## Begin

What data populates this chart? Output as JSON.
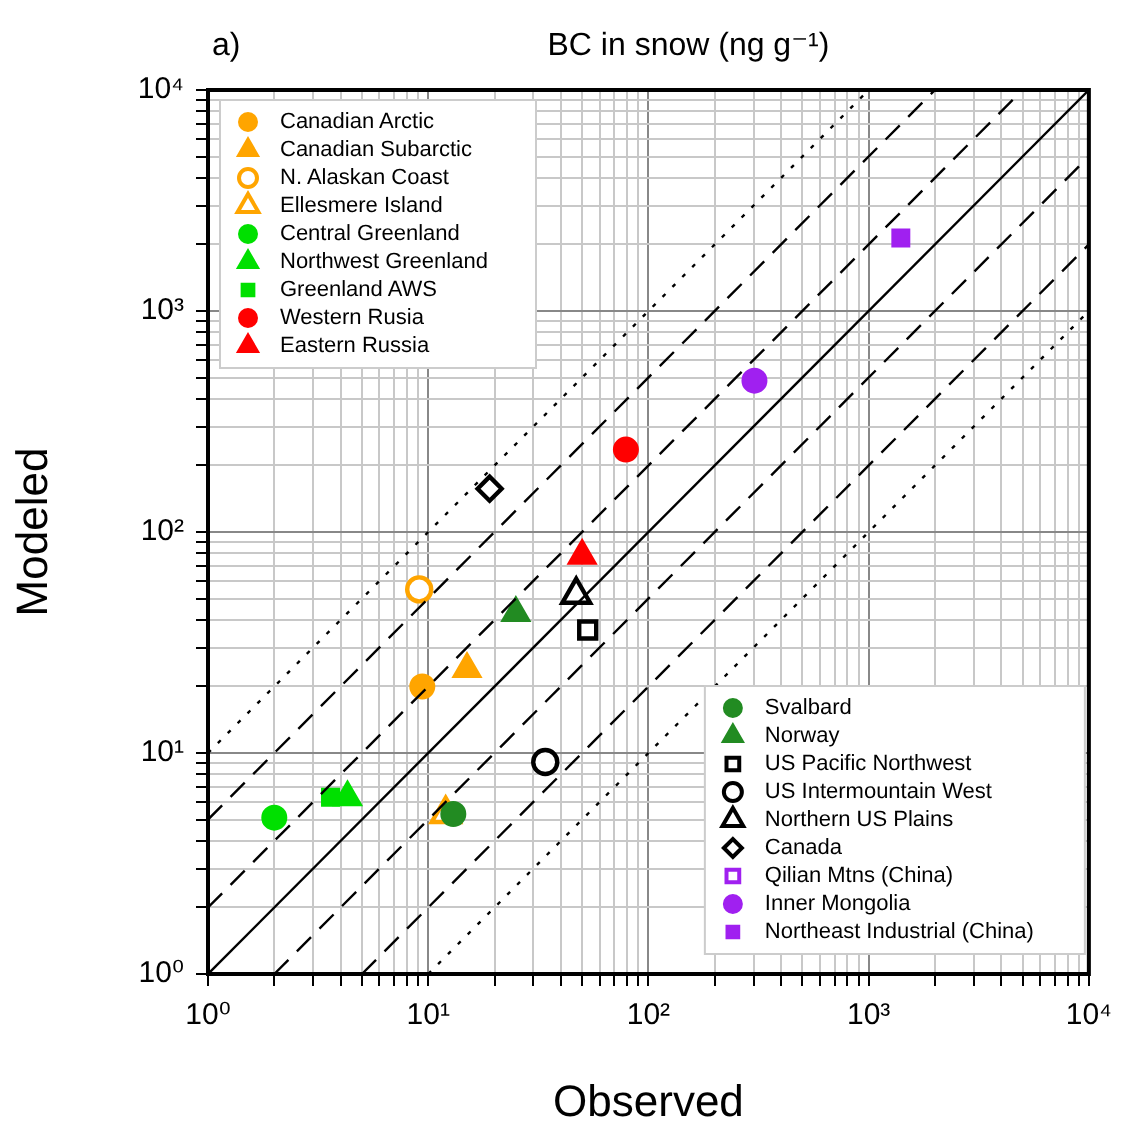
{
  "chart_data": {
    "type": "scatter",
    "title": "BC in snow (ng g⁻¹)",
    "xlabel": "Observed",
    "ylabel": "Modeled",
    "annotations": [
      "a)"
    ],
    "log": "xy",
    "grid": true,
    "legend": "top left",
    "xlim": [
      1,
      10000
    ],
    "ylim": [
      1,
      10000
    ],
    "xticks": [
      {
        "value": 1,
        "label": "10⁰"
      },
      {
        "value": 2,
        "label": null
      },
      {
        "value": 3,
        "label": null
      },
      {
        "value": 4,
        "label": null
      },
      {
        "value": 5,
        "label": null
      },
      {
        "value": 6,
        "label": null
      },
      {
        "value": 7,
        "label": null
      },
      {
        "value": 8,
        "label": null
      },
      {
        "value": 9,
        "label": null
      },
      {
        "value": 10,
        "label": "10¹"
      },
      {
        "value": 20,
        "label": null
      },
      {
        "value": 30,
        "label": null
      },
      {
        "value": 40,
        "label": null
      },
      {
        "value": 50,
        "label": null
      },
      {
        "value": 60,
        "label": null
      },
      {
        "value": 70,
        "label": null
      },
      {
        "value": 80,
        "label": null
      },
      {
        "value": 90,
        "label": null
      },
      {
        "value": 100,
        "label": "10²"
      },
      {
        "value": 200,
        "label": null
      },
      {
        "value": 300,
        "label": null
      },
      {
        "value": 400,
        "label": null
      },
      {
        "value": 500,
        "label": null
      },
      {
        "value": 600,
        "label": null
      },
      {
        "value": 700,
        "label": null
      },
      {
        "value": 800,
        "label": null
      },
      {
        "value": 900,
        "label": null
      },
      {
        "value": 1000,
        "label": "10³"
      },
      {
        "value": 2000,
        "label": null
      },
      {
        "value": 3000,
        "label": null
      },
      {
        "value": 4000,
        "label": null
      },
      {
        "value": 5000,
        "label": null
      },
      {
        "value": 6000,
        "label": null
      },
      {
        "value": 7000,
        "label": null
      },
      {
        "value": 8000,
        "label": null
      },
      {
        "value": 9000,
        "label": null
      },
      {
        "value": 10000,
        "label": "10⁴"
      }
    ],
    "yticks": [
      {
        "value": 1,
        "label": "10⁰"
      },
      {
        "value": 2,
        "label": null
      },
      {
        "value": 3,
        "label": null
      },
      {
        "value": 4,
        "label": null
      },
      {
        "value": 5,
        "label": null
      },
      {
        "value": 6,
        "label": null
      },
      {
        "value": 7,
        "label": null
      },
      {
        "value": 8,
        "label": null
      },
      {
        "value": 9,
        "label": null
      },
      {
        "value": 10,
        "label": "10¹"
      },
      {
        "value": 20,
        "label": null
      },
      {
        "value": 30,
        "label": null
      },
      {
        "value": 40,
        "label": null
      },
      {
        "value": 50,
        "label": null
      },
      {
        "value": 60,
        "label": null
      },
      {
        "value": 70,
        "label": null
      },
      {
        "value": 80,
        "label": null
      },
      {
        "value": 90,
        "label": null
      },
      {
        "value": 100,
        "label": "10²"
      },
      {
        "value": 200,
        "label": null
      },
      {
        "value": 300,
        "label": null
      },
      {
        "value": 400,
        "label": null
      },
      {
        "value": 500,
        "label": null
      },
      {
        "value": 600,
        "label": null
      },
      {
        "value": 700,
        "label": null
      },
      {
        "value": 800,
        "label": null
      },
      {
        "value": 900,
        "label": null
      },
      {
        "value": 1000,
        "label": "10³"
      },
      {
        "value": 2000,
        "label": null
      },
      {
        "value": 3000,
        "label": null
      },
      {
        "value": 4000,
        "label": null
      },
      {
        "value": 5000,
        "label": null
      },
      {
        "value": 6000,
        "label": null
      },
      {
        "value": 7000,
        "label": null
      },
      {
        "value": 8000,
        "label": null
      },
      {
        "value": 9000,
        "label": null
      },
      {
        "value": 10000,
        "label": "10⁴"
      }
    ],
    "series": [
      {
        "type": "line",
        "color": "#000000",
        "line_style": "solid",
        "marker": "none",
        "x": [
          1,
          10000
        ],
        "values": [
          1,
          10000
        ]
      },
      {
        "type": "line",
        "color": "#000000",
        "line_style": "dashed",
        "marker": "none",
        "x": [
          1,
          5000
        ],
        "values": [
          2,
          10000
        ]
      },
      {
        "type": "line",
        "color": "#000000",
        "line_style": "dashed",
        "marker": "none",
        "x": [
          2,
          10000
        ],
        "values": [
          1,
          5000
        ]
      },
      {
        "type": "line",
        "color": "#000000",
        "line_style": "dashed",
        "marker": "none",
        "x": [
          1,
          2000
        ],
        "values": [
          5,
          10000
        ]
      },
      {
        "type": "line",
        "color": "#000000",
        "line_style": "dashed",
        "marker": "none",
        "x": [
          5,
          10000
        ],
        "values": [
          1,
          2000
        ]
      },
      {
        "type": "line",
        "color": "#000000",
        "line_style": "dotted",
        "marker": "none",
        "x": [
          1,
          1000
        ],
        "values": [
          10,
          10000
        ]
      },
      {
        "type": "line",
        "color": "#000000",
        "line_style": "dotted",
        "marker": "none",
        "x": [
          10,
          10000
        ],
        "values": [
          1,
          1000
        ]
      },
      {
        "name": "Canadian Arctic",
        "color": "#ffa500",
        "marker": "circle",
        "x": [
          9.4
        ],
        "values": [
          20
        ]
      },
      {
        "name": "Canadian Subarctic",
        "color": "#ffa500",
        "marker": "triangle",
        "x": [
          15
        ],
        "values": [
          24
        ]
      },
      {
        "name": "N. Alaskan Coast",
        "color": "#ffa500",
        "marker": "circle-open",
        "x": [
          9.1
        ],
        "values": [
          55
        ]
      },
      {
        "name": "Ellesmere Island",
        "color": "#ffa500",
        "marker": "triangle-open",
        "x": [
          12
        ],
        "values": [
          5.3
        ]
      },
      {
        "name": "Central Greenland",
        "color": "#00e000",
        "marker": "circle",
        "x": [
          2
        ],
        "values": [
          5.1
        ]
      },
      {
        "name": "Northwest Greenland",
        "color": "#00e000",
        "marker": "triangle",
        "x": [
          4.3
        ],
        "values": [
          6.3
        ]
      },
      {
        "name": "Greenland AWS",
        "color": "#00e000",
        "marker": "square",
        "x": [
          3.6
        ],
        "values": [
          6.3
        ]
      },
      {
        "name": "Western Rusia",
        "color": "#ff0000",
        "marker": "circle",
        "x": [
          79
        ],
        "values": [
          236
        ]
      },
      {
        "name": "Eastern Russia",
        "color": "#ff0000",
        "marker": "triangle",
        "x": [
          50
        ],
        "values": [
          78
        ]
      },
      {
        "name": "Svalbard",
        "color": "#228b22",
        "marker": "circle",
        "x": [
          13
        ],
        "values": [
          5.3
        ]
      },
      {
        "name": "Norway",
        "color": "#228b22",
        "marker": "triangle",
        "x": [
          25
        ],
        "values": [
          43
        ]
      },
      {
        "name": "US Pacific Northwest",
        "color": "#000000",
        "marker": "square-open",
        "x": [
          53
        ],
        "values": [
          36
        ]
      },
      {
        "name": "US Intermountain West",
        "color": "#000000",
        "marker": "circle-open",
        "x": [
          34
        ],
        "values": [
          9.1
        ]
      },
      {
        "name": "Northern US Plains",
        "color": "#000000",
        "marker": "triangle-open",
        "x": [
          47
        ],
        "values": [
          52
        ]
      },
      {
        "name": "Canada",
        "color": "#000000",
        "marker": "diamond-open",
        "x": [
          19
        ],
        "values": [
          157
        ]
      },
      {
        "name": "Qilian Mtns (China)",
        "color": "#a020f0",
        "marker": "square-open"
      },
      {
        "name": "Inner Mongolia",
        "color": "#a020f0",
        "marker": "circle",
        "x": [
          303
        ],
        "values": [
          484
        ]
      },
      {
        "name": "Northeast Industrial (China)",
        "color": "#a020f0",
        "marker": "square",
        "x": [
          1400
        ],
        "values": [
          2140
        ]
      }
    ]
  }
}
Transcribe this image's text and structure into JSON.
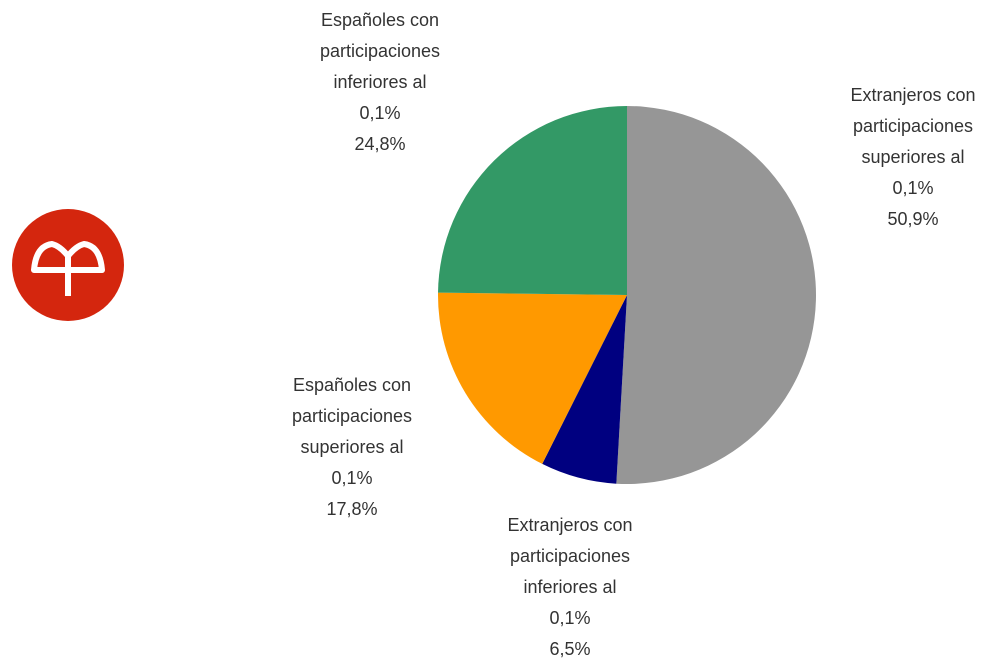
{
  "chart_data": {
    "type": "pie",
    "categories": [
      "Extranjeros con participaciones superiores al 0,1%",
      "Extranjeros con participaciones inferiores al 0,1%",
      "Españoles con participaciones superiores al 0,1%",
      "Españoles con participaciones inferiores al 0,1%"
    ],
    "values": [
      50.9,
      6.5,
      17.8,
      24.8
    ],
    "value_labels": [
      "50,9%",
      "6,5%",
      "17,8%",
      "24,8%"
    ],
    "colors": [
      "#969696",
      "#000080",
      "#ff9900",
      "#339966"
    ]
  }
}
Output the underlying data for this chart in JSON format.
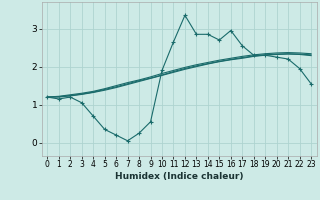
{
  "xlabel": "Humidex (Indice chaleur)",
  "xlim": [
    -0.5,
    23.5
  ],
  "ylim": [
    -0.35,
    3.7
  ],
  "xticks": [
    0,
    1,
    2,
    3,
    4,
    5,
    6,
    7,
    8,
    9,
    10,
    11,
    12,
    13,
    14,
    15,
    16,
    17,
    18,
    19,
    20,
    21,
    22,
    23
  ],
  "yticks": [
    0,
    1,
    2,
    3
  ],
  "bg_color": "#cdeae6",
  "grid_color": "#aed4d0",
  "line_color": "#1a6b6b",
  "line1_x": [
    0,
    1,
    2,
    3,
    4,
    5,
    6,
    7,
    8,
    9,
    10,
    11,
    12,
    13,
    14,
    15,
    16,
    17,
    18,
    19,
    20,
    21,
    22,
    23
  ],
  "line1_y": [
    1.2,
    1.15,
    1.2,
    1.05,
    0.7,
    0.35,
    0.2,
    0.05,
    0.25,
    0.55,
    1.9,
    2.65,
    3.35,
    2.85,
    2.85,
    2.7,
    2.95,
    2.55,
    2.3,
    2.3,
    2.25,
    2.2,
    1.95,
    1.55
  ],
  "line2_x": [
    0,
    1,
    2,
    3,
    4,
    5,
    6,
    7,
    8,
    9,
    10,
    11,
    12,
    13,
    14,
    15,
    16,
    17,
    18,
    19,
    20,
    21,
    22,
    23
  ],
  "line2_y": [
    1.2,
    1.22,
    1.26,
    1.3,
    1.35,
    1.42,
    1.5,
    1.58,
    1.65,
    1.73,
    1.82,
    1.9,
    1.98,
    2.05,
    2.11,
    2.17,
    2.22,
    2.27,
    2.31,
    2.34,
    2.36,
    2.37,
    2.36,
    2.34
  ],
  "line3_x": [
    0,
    1,
    2,
    3,
    4,
    5,
    6,
    7,
    8,
    9,
    10,
    11,
    12,
    13,
    14,
    15,
    16,
    17,
    18,
    19,
    20,
    21,
    22,
    23
  ],
  "line3_y": [
    1.2,
    1.21,
    1.24,
    1.28,
    1.33,
    1.4,
    1.47,
    1.55,
    1.63,
    1.7,
    1.78,
    1.87,
    1.95,
    2.02,
    2.08,
    2.14,
    2.19,
    2.24,
    2.28,
    2.31,
    2.33,
    2.34,
    2.33,
    2.31
  ],
  "line4_x": [
    0,
    1,
    2,
    3,
    4,
    5,
    6,
    7,
    8,
    9,
    10,
    11,
    12,
    13,
    14,
    15,
    16,
    17,
    18,
    19,
    20,
    21,
    22,
    23
  ],
  "line4_y": [
    1.2,
    1.2,
    1.23,
    1.27,
    1.32,
    1.38,
    1.45,
    1.53,
    1.61,
    1.69,
    1.77,
    1.85,
    1.93,
    2.0,
    2.07,
    2.13,
    2.18,
    2.22,
    2.27,
    2.3,
    2.32,
    2.33,
    2.32,
    2.29
  ]
}
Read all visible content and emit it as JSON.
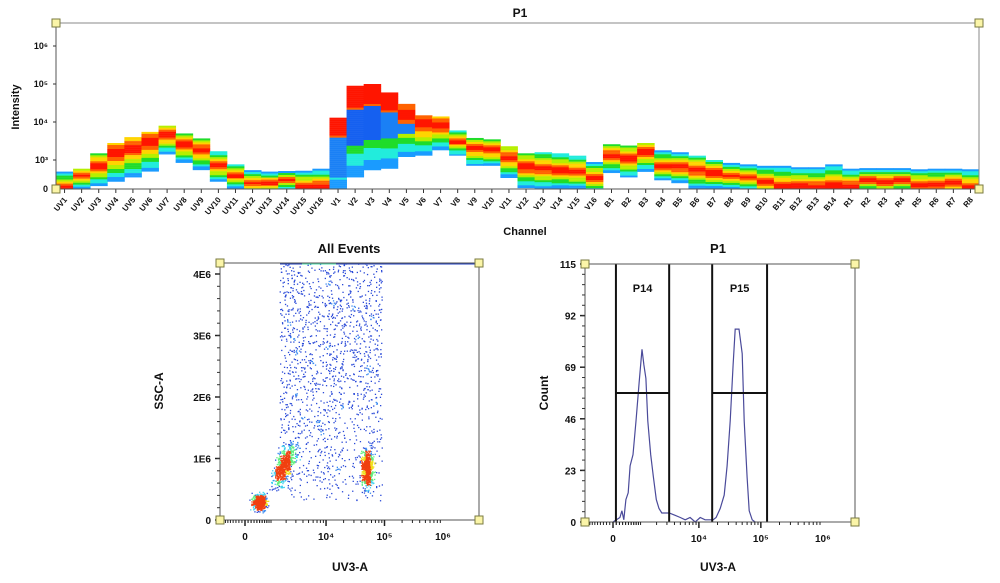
{
  "chart_data": [
    {
      "type": "heatmap",
      "title": "P1",
      "xlabel": "Channel",
      "ylabel": "Intensity",
      "yscale": "biexponential",
      "ytick_labels": [
        "0",
        "10³",
        "10⁴",
        "10⁵",
        "10⁶"
      ],
      "ytick_values": [
        0,
        1000,
        10000,
        100000,
        1000000
      ],
      "channels": [
        {
          "name": "UV1",
          "top": 600,
          "bottom": 0,
          "peak": 50
        },
        {
          "name": "UV2",
          "top": 700,
          "bottom": 0,
          "peak": 450
        },
        {
          "name": "UV3",
          "top": 1500,
          "bottom": 100,
          "peak": 800
        },
        {
          "name": "UV4",
          "top": 2800,
          "bottom": 250,
          "peak": 1500
        },
        {
          "name": "UV5",
          "top": 4000,
          "bottom": 400,
          "peak": 2000
        },
        {
          "name": "UV6",
          "top": 5500,
          "bottom": 600,
          "peak": 3000
        },
        {
          "name": "UV7",
          "top": 8000,
          "bottom": 1400,
          "peak": 4500
        },
        {
          "name": "UV8",
          "top": 5000,
          "bottom": 900,
          "peak": 2500
        },
        {
          "name": "UV9",
          "top": 3700,
          "bottom": 650,
          "peak": 1800
        },
        {
          "name": "UV10",
          "top": 1700,
          "bottom": 250,
          "peak": 800
        },
        {
          "name": "UV11",
          "top": 850,
          "bottom": 0,
          "peak": 450
        },
        {
          "name": "UV12",
          "top": 650,
          "bottom": 0,
          "peak": 200
        },
        {
          "name": "UV13",
          "top": 600,
          "bottom": 0,
          "peak": 200
        },
        {
          "name": "UV14",
          "top": 620,
          "bottom": 0,
          "peak": 300
        },
        {
          "name": "UV15",
          "top": 630,
          "bottom": 0,
          "peak": 100
        },
        {
          "name": "UV16",
          "top": 700,
          "bottom": 0,
          "peak": 100
        },
        {
          "name": "V1",
          "top": 13000,
          "bottom": 0,
          "peak": 7500,
          "blue_band": [
            400,
            4000
          ]
        },
        {
          "name": "V2",
          "top": 90000,
          "bottom": 400,
          "peak": 45000,
          "blue_band": [
            2500,
            22000
          ]
        },
        {
          "name": "V3",
          "top": 100000,
          "bottom": 650,
          "peak": 55000,
          "blue_band": [
            3500,
            27000
          ]
        },
        {
          "name": "V4",
          "top": 60000,
          "bottom": 700,
          "peak": 35000,
          "blue_band": [
            3500,
            17000
          ]
        },
        {
          "name": "V5",
          "top": 30000,
          "bottom": 1200,
          "peak": 15000,
          "blue_band": [
            5000,
            9000
          ]
        },
        {
          "name": "V6",
          "top": 15000,
          "bottom": 1300,
          "peak": 9000
        },
        {
          "name": "V7",
          "top": 14000,
          "bottom": 1800,
          "peak": 8000
        },
        {
          "name": "V8",
          "top": 6000,
          "bottom": 1300,
          "peak": 3000
        },
        {
          "name": "V9",
          "top": 3800,
          "bottom": 800,
          "peak": 2000
        },
        {
          "name": "V10",
          "top": 3500,
          "bottom": 800,
          "peak": 1800
        },
        {
          "name": "V11",
          "top": 2300,
          "bottom": 380,
          "peak": 1130
        },
        {
          "name": "V12",
          "top": 1500,
          "bottom": 30,
          "peak": 760
        },
        {
          "name": "V13",
          "top": 1600,
          "bottom": 0,
          "peak": 700
        },
        {
          "name": "V14",
          "top": 1500,
          "bottom": 0,
          "peak": 650
        },
        {
          "name": "V15",
          "top": 1300,
          "bottom": 0,
          "peak": 600
        },
        {
          "name": "V16",
          "top": 930,
          "bottom": 0,
          "peak": 400
        },
        {
          "name": "B1",
          "top": 2600,
          "bottom": 550,
          "peak": 1300
        },
        {
          "name": "B2",
          "top": 2400,
          "bottom": 400,
          "peak": 1100
        },
        {
          "name": "B3",
          "top": 2800,
          "bottom": 590,
          "peak": 1600
        },
        {
          "name": "B4",
          "top": 1800,
          "bottom": 300,
          "peak": 800
        },
        {
          "name": "B5",
          "top": 1600,
          "bottom": 200,
          "peak": 750
        },
        {
          "name": "B6",
          "top": 1300,
          "bottom": 0,
          "peak": 650
        },
        {
          "name": "B7",
          "top": 1000,
          "bottom": 0,
          "peak": 550
        },
        {
          "name": "B8",
          "top": 900,
          "bottom": 0,
          "peak": 450
        },
        {
          "name": "B9",
          "top": 850,
          "bottom": 0,
          "peak": 400
        },
        {
          "name": "B10",
          "top": 800,
          "bottom": 0,
          "peak": 250
        },
        {
          "name": "B11",
          "top": 800,
          "bottom": 0,
          "peak": 50
        },
        {
          "name": "B12",
          "top": 750,
          "bottom": 0,
          "peak": 100
        },
        {
          "name": "B13",
          "top": 750,
          "bottom": 0,
          "peak": 50
        },
        {
          "name": "B14",
          "top": 850,
          "bottom": 0,
          "peak": 100
        },
        {
          "name": "R1",
          "top": 700,
          "bottom": 0,
          "peak": 100
        },
        {
          "name": "R2",
          "top": 720,
          "bottom": 0,
          "peak": 300
        },
        {
          "name": "R3",
          "top": 720,
          "bottom": 0,
          "peak": 250
        },
        {
          "name": "R4",
          "top": 720,
          "bottom": 0,
          "peak": 300
        },
        {
          "name": "R5",
          "top": 680,
          "bottom": 0,
          "peak": 150
        },
        {
          "name": "R6",
          "top": 700,
          "bottom": 0,
          "peak": 150
        },
        {
          "name": "R7",
          "top": 700,
          "bottom": 0,
          "peak": 200
        },
        {
          "name": "R8",
          "top": 680,
          "bottom": 0,
          "peak": 50
        }
      ],
      "colors": {
        "peak": "#ff1a00",
        "mid": "#ffd000",
        "low": "#22dd22",
        "edge": "#1a9bff",
        "sparse": "#1560f0"
      }
    },
    {
      "type": "scatter",
      "title": "All Events",
      "xlabel": "UV3-A",
      "ylabel": "SSC-A",
      "xscale": "biexponential",
      "xlim": [
        -1000,
        4100000
      ],
      "ylim": [
        0,
        4190000
      ],
      "xtick_labels": [
        "0",
        "10⁴",
        "10⁵",
        "10⁶"
      ],
      "xtick_values": [
        0,
        10000,
        100000,
        1000000
      ],
      "ytick_labels": [
        "0",
        "1E6",
        "2E6",
        "3E6",
        "4E6"
      ],
      "ytick_values": [
        0,
        1000000,
        2000000,
        3000000,
        4000000
      ],
      "populations": [
        {
          "x_center": 500,
          "x_range": [
            150,
            1200
          ],
          "y_center": 300000,
          "y_range": [
            50000,
            700000
          ],
          "density": "high"
        },
        {
          "x_center": 1800,
          "x_range": [
            600,
            3500
          ],
          "y_center": 900000,
          "y_range": [
            300000,
            1600000
          ],
          "density": "medium"
        },
        {
          "x_center": 50000,
          "x_range": [
            30000,
            85000
          ],
          "y_center": 850000,
          "y_range": [
            400000,
            1600000
          ],
          "density": "medium"
        },
        {
          "x_center": 10000,
          "x_range": [
            1500,
            90000
          ],
          "y_center": 2300000,
          "y_range": [
            300000,
            4190000
          ],
          "density": "low"
        }
      ],
      "colors": {
        "low": "#1f3fd0",
        "mid": "#35c8e8",
        "high": "#e01010"
      }
    },
    {
      "type": "line",
      "title": "P1",
      "xlabel": "UV3-A",
      "ylabel": "Count",
      "xscale": "biexponential",
      "xlim": [
        -1000,
        4000000
      ],
      "ylim": [
        0,
        115
      ],
      "xtick_labels": [
        "0",
        "10⁴",
        "10⁵",
        "10⁶"
      ],
      "xtick_values": [
        0,
        10000,
        100000,
        1000000
      ],
      "ytick_labels": [
        "0",
        "23",
        "46",
        "69",
        "92",
        "115"
      ],
      "ytick_values": [
        0,
        23,
        46,
        69,
        92,
        115
      ],
      "x": [
        0,
        215,
        277,
        341,
        412,
        490,
        560,
        670,
        795,
        930,
        1070,
        1170,
        1280,
        1390,
        1570,
        1760,
        1980,
        2200,
        2460,
        3270,
        4100,
        4980,
        6000,
        7200,
        8700,
        10500,
        12600,
        15200,
        17000,
        19000,
        22100,
        25600,
        28600,
        32000,
        35700,
        38600,
        44500,
        50000,
        53800,
        60000,
        65000,
        72500,
        81000
      ],
      "y": [
        0,
        2,
        5,
        1,
        10,
        13,
        25,
        30,
        45,
        62,
        77,
        70,
        64,
        45,
        30,
        20,
        10,
        6,
        4,
        4,
        3,
        2,
        1,
        2,
        0,
        2,
        1,
        1,
        1,
        2,
        6,
        12,
        25,
        45,
        70,
        86,
        86,
        75,
        45,
        20,
        5,
        1,
        0
      ],
      "line_color": "#4a4a9a",
      "gates": [
        {
          "name": "P14",
          "x_range": [
            90,
            3270
          ],
          "count_level": 57.5
        },
        {
          "name": "P15",
          "x_range": [
            16400,
            126000
          ],
          "count_level": 57.5
        }
      ]
    }
  ]
}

## End

■ WORK REQUIRED
In the records above, how many lines include "JSON"? Give that number and nothing more.

■ CORRECT RESULT
4